**WHAT YOU NEED TO DO:**
Below are the entries; state how many of their lines contain the string "grand", and nothing more.

** START DATA FOR THIS TASK **

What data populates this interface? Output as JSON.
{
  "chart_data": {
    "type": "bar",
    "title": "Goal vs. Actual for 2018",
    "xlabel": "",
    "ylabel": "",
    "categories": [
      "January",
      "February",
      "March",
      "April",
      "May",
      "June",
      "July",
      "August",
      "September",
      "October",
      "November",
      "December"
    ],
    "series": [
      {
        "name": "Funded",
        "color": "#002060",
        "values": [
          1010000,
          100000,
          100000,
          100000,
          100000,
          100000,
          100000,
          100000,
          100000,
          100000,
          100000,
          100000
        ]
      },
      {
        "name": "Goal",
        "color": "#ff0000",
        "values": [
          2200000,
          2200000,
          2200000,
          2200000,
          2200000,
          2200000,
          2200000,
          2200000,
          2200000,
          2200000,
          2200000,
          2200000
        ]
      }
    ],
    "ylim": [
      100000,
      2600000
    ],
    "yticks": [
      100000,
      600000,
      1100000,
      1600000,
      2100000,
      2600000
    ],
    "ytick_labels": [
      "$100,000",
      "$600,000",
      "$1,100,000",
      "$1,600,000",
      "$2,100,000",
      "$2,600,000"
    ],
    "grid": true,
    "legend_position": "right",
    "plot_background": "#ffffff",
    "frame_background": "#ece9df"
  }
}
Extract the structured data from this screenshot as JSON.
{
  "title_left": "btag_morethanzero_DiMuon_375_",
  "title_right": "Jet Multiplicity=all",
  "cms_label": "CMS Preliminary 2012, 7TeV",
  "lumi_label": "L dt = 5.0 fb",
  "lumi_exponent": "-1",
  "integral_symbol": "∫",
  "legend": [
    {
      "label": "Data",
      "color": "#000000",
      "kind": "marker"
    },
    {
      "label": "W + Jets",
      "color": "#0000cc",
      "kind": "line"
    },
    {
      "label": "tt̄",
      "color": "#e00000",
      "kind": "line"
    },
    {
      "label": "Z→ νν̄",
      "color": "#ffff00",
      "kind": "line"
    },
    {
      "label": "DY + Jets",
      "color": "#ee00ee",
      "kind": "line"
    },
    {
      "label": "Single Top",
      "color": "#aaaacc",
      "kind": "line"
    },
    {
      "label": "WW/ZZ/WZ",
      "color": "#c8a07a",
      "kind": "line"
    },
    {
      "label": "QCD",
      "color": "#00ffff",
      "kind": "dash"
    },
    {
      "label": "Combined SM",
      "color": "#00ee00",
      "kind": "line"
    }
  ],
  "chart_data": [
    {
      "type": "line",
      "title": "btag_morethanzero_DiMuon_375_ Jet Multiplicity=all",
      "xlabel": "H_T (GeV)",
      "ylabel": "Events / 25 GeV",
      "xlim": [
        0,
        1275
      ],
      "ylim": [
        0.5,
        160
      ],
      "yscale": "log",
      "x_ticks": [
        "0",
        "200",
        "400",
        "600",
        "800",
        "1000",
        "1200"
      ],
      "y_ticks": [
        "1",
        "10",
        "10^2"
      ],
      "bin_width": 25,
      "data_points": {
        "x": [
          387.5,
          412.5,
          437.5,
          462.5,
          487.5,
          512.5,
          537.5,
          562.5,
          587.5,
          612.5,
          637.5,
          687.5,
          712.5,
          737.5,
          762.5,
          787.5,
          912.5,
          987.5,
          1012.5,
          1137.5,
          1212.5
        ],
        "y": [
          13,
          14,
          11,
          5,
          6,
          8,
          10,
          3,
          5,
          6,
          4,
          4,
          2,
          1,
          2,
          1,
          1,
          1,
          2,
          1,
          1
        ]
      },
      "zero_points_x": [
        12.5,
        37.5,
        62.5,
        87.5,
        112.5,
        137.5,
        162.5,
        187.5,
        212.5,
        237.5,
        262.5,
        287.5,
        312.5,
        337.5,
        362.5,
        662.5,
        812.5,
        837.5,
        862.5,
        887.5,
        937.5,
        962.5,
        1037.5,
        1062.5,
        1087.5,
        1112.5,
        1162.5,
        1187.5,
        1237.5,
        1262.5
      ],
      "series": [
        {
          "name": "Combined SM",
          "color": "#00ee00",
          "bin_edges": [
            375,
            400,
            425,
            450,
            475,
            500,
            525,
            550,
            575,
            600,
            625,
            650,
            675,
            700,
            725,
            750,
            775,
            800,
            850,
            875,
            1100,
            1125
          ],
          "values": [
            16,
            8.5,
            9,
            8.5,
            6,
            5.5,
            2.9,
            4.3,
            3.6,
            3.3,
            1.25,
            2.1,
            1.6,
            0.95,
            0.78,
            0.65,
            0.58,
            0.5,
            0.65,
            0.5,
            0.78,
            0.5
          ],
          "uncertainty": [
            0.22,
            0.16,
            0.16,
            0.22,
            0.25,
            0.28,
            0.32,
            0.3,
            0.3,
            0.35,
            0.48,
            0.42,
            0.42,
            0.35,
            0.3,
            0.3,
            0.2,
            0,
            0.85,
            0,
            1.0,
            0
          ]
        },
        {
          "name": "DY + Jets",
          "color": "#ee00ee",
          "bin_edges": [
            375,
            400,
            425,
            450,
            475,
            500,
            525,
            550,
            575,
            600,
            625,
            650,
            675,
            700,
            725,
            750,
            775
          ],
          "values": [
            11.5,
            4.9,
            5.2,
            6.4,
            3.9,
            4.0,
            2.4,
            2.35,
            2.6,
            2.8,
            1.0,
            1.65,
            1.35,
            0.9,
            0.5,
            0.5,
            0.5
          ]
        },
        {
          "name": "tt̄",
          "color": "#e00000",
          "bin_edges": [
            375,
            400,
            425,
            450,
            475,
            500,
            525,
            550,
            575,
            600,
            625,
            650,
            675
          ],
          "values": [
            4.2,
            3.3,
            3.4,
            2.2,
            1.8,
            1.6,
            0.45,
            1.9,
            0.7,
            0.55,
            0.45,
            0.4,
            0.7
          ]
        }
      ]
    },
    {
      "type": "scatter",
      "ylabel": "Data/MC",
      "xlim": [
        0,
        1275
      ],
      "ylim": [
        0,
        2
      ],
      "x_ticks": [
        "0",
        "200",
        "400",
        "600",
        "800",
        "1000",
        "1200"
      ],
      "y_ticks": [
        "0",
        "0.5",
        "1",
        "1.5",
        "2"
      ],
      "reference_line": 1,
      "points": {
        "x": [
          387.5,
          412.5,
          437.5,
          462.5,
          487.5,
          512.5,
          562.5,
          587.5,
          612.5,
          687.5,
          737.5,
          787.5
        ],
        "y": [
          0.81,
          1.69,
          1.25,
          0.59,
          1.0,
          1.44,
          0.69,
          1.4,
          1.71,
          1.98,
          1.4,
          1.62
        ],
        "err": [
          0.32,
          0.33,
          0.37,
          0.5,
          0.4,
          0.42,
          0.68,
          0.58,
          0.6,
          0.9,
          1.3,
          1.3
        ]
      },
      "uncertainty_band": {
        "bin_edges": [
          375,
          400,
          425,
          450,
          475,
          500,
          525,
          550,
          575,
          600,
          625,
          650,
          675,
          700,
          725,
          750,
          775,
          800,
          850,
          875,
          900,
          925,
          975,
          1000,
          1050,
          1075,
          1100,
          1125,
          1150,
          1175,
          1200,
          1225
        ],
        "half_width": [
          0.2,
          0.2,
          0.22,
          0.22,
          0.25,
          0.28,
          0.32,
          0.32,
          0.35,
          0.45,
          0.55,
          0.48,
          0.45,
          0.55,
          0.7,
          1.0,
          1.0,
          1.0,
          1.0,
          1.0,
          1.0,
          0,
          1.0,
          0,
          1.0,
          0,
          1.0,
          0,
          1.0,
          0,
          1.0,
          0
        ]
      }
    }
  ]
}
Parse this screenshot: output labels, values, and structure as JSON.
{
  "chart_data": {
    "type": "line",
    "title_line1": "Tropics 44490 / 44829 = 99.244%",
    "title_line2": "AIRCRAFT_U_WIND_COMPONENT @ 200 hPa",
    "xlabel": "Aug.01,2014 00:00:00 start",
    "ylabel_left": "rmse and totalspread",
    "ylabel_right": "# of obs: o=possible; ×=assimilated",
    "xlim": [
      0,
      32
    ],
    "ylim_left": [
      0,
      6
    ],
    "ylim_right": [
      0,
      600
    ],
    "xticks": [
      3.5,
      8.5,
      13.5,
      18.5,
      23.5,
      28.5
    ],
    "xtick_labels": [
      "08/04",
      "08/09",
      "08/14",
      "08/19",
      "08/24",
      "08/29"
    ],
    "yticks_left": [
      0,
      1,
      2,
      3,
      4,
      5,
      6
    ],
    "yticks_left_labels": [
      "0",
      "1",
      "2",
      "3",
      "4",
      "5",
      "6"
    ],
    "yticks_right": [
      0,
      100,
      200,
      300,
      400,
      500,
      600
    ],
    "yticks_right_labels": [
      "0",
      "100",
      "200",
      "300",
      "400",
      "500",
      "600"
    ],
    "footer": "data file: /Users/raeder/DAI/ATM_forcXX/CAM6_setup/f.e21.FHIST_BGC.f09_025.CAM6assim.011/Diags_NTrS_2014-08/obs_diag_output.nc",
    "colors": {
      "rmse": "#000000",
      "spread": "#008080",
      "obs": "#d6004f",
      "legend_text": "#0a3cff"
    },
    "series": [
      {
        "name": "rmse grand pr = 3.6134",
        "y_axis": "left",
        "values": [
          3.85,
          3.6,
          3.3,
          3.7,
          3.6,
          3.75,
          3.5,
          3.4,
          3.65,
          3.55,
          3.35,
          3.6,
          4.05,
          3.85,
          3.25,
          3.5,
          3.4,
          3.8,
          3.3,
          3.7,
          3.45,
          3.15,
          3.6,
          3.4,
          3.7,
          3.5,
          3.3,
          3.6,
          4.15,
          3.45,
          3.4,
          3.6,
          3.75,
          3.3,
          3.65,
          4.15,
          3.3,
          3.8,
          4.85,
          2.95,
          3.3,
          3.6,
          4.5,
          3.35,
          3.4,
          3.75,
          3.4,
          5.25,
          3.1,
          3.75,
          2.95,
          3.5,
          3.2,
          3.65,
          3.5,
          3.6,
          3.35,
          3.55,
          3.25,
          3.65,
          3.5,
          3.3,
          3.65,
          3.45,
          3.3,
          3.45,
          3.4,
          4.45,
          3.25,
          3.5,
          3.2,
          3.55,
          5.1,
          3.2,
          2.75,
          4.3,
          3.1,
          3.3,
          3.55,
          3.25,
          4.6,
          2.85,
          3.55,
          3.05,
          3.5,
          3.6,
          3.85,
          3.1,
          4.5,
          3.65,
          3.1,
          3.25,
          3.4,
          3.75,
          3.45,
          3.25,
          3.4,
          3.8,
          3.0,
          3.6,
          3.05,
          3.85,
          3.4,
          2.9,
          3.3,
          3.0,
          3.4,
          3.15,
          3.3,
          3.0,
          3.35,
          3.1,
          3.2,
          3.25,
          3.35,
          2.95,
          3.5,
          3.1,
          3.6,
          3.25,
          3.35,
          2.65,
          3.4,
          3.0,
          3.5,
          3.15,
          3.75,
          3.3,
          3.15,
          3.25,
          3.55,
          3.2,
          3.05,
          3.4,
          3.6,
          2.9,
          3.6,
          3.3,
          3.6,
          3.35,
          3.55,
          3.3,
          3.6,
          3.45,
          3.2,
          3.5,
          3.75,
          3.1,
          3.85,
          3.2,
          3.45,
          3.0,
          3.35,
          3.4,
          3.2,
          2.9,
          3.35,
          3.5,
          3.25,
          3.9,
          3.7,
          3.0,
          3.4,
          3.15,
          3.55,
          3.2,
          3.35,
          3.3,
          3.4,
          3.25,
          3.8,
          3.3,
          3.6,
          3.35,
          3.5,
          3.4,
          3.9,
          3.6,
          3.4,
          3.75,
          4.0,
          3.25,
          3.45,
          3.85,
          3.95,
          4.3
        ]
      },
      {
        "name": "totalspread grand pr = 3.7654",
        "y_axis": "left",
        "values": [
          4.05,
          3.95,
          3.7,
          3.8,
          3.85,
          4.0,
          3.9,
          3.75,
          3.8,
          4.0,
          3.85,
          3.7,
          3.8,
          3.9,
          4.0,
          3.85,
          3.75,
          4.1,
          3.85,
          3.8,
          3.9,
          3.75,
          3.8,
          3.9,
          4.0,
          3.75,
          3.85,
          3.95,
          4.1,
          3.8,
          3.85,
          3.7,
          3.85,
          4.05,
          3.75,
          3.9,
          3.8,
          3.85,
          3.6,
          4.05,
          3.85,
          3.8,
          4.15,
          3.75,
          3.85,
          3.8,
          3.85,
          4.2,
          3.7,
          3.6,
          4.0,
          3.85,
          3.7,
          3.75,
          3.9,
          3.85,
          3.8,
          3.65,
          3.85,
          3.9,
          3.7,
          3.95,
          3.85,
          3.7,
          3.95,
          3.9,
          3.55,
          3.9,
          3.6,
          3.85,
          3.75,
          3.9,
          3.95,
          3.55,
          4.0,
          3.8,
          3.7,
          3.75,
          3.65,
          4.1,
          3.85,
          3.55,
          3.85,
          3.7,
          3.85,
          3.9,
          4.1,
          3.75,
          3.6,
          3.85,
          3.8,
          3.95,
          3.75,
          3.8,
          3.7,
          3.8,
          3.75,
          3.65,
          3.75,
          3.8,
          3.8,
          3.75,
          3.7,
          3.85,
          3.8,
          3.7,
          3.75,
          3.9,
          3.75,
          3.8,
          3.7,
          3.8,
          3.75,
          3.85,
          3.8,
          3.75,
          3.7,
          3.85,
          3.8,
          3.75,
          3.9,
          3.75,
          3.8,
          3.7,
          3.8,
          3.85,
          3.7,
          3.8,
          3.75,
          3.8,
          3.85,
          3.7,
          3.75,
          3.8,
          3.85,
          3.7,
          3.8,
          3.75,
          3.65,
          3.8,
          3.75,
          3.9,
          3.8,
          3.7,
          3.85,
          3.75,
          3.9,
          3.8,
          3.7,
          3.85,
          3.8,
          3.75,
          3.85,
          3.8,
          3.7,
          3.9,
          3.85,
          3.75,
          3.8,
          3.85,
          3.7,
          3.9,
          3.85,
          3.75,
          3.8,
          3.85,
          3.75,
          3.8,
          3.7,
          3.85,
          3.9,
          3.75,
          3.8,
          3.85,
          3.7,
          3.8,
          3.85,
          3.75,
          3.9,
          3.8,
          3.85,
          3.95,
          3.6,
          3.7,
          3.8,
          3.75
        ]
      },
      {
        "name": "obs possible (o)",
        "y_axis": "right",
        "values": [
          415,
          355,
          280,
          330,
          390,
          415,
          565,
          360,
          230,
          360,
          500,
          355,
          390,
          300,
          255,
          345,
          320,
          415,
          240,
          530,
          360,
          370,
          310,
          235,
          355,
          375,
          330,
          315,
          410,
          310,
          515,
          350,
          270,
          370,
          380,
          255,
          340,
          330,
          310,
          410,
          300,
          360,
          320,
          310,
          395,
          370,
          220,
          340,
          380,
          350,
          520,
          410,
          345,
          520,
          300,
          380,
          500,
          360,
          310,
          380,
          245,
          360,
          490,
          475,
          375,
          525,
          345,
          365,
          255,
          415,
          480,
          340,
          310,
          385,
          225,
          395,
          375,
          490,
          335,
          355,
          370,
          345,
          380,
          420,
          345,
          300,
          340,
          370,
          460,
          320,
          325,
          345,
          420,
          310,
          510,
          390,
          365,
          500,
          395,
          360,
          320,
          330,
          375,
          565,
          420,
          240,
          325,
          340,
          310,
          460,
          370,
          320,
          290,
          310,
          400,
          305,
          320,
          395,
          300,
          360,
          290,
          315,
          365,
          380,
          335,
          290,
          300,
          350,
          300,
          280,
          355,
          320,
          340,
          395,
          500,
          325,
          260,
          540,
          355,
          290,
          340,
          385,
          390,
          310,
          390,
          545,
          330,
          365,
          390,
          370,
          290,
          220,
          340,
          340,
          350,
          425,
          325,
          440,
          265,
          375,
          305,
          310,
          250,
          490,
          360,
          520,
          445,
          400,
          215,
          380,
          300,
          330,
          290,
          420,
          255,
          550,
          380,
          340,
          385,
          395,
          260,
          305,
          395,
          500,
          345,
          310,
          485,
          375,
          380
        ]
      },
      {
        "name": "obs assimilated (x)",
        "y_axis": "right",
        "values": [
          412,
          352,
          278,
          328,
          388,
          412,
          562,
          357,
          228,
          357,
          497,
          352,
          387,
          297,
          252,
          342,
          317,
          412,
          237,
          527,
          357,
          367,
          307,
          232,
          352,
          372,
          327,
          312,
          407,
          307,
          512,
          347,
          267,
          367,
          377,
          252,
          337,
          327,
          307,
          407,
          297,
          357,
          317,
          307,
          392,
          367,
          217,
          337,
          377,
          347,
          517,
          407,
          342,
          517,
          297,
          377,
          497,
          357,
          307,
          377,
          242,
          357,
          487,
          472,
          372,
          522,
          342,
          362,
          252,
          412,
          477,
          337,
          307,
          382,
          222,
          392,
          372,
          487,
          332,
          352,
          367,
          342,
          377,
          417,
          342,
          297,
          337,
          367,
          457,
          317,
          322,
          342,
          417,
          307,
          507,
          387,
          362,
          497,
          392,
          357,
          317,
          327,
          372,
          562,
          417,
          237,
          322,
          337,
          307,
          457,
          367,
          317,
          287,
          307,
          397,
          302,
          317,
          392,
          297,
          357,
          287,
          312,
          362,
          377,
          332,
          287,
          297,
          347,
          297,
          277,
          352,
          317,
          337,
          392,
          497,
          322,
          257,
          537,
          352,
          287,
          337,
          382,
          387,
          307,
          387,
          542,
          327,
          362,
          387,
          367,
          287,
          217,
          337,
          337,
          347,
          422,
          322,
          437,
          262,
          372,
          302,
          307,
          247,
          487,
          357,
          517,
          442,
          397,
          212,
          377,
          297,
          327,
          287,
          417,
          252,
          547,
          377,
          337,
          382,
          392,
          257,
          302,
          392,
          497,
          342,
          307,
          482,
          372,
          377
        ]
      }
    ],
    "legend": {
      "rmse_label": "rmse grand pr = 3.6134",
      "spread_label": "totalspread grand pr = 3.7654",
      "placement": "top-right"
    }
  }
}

** END DATA FOR THIS TASK **

**FULL RESPONSE:**
4